▶ **WHAT NEEDS TO BE DONE**
From the material below, list every line containing "Miasta".
++++ DATA ROWS
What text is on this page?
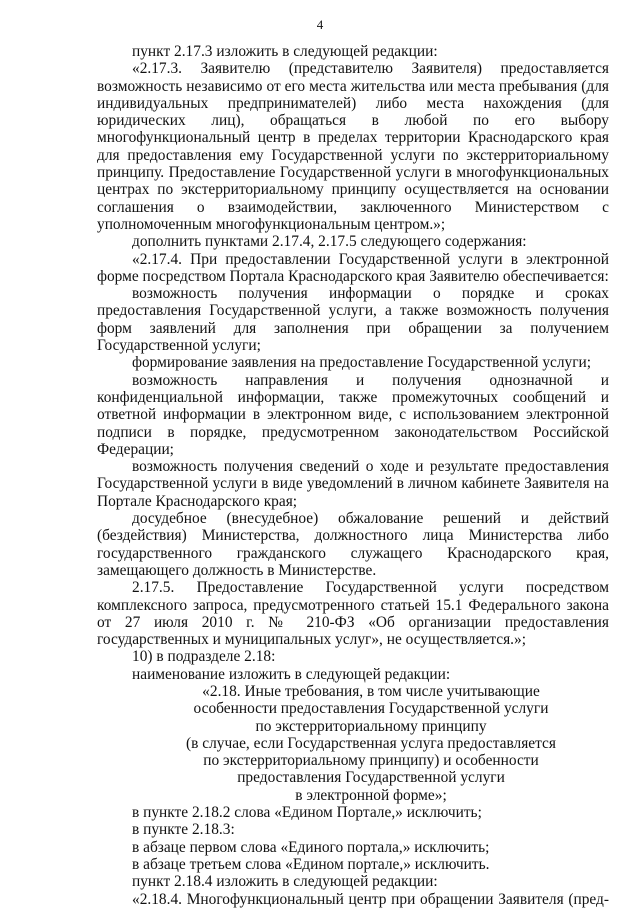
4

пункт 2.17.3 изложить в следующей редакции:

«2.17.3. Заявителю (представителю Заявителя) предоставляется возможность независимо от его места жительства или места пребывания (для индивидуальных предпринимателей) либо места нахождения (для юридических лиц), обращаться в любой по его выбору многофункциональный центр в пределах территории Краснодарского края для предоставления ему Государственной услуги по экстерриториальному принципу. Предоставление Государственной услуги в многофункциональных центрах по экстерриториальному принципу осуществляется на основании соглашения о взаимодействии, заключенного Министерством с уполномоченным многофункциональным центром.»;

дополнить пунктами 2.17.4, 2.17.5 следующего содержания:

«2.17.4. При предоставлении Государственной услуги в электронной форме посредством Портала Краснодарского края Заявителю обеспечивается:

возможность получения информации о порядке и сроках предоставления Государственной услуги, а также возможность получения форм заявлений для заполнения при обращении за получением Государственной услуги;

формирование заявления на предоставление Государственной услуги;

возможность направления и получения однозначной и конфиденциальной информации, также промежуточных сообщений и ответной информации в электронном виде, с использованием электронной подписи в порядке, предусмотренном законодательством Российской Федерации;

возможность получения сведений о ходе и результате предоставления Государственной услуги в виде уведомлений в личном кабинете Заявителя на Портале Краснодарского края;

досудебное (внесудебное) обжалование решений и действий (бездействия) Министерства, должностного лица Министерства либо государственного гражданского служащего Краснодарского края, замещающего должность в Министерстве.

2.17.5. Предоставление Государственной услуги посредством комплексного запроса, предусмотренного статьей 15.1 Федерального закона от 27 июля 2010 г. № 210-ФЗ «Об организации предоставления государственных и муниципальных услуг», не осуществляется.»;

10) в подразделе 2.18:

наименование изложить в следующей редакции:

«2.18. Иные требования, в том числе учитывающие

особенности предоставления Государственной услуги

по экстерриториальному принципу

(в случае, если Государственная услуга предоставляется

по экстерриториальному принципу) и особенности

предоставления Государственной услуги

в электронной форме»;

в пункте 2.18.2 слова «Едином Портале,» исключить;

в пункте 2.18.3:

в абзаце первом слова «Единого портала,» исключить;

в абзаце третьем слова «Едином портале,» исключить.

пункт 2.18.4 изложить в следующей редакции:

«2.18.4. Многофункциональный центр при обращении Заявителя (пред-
++++++++
++++ DATA ROWS
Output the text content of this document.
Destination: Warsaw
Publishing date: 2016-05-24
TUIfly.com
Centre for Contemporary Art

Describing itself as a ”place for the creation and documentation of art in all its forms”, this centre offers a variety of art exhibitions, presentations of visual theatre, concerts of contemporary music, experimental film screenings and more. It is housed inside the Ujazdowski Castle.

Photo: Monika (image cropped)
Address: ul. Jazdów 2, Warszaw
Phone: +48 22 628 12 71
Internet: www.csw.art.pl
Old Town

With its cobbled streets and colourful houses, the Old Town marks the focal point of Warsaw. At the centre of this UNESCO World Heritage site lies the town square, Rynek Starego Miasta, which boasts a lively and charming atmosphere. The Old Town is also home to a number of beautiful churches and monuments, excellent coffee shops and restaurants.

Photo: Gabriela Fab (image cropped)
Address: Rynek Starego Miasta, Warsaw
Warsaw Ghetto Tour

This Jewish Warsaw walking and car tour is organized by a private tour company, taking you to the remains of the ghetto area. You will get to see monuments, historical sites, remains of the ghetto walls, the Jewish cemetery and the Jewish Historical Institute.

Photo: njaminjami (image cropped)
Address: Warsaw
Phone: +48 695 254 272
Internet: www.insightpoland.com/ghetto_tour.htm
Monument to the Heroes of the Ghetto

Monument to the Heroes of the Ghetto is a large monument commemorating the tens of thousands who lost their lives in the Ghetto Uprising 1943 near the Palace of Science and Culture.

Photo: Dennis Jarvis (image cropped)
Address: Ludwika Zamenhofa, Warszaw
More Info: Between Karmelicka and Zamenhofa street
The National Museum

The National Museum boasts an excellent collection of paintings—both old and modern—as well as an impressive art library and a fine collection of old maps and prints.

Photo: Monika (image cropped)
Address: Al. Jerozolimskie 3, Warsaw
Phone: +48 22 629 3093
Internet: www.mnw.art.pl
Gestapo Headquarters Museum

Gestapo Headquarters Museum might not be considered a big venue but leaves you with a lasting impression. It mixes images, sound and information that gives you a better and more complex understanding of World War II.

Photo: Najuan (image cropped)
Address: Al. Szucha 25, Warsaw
++++++++
▶ **SOLUTION TO THIS EXERCISE**
With its cobbled streets and colourful houses, the Old Town marks the focal point of Warsaw. At the centre of this UNESCO World Heritage site lies the town square, Rynek Starego Miasta, which boasts a lively and charming atmosphere. The Old Town is also home to a number of beautiful churches and monuments, excellent coffee shops and restaurants.
Address: Rynek Starego Miasta, Warsaw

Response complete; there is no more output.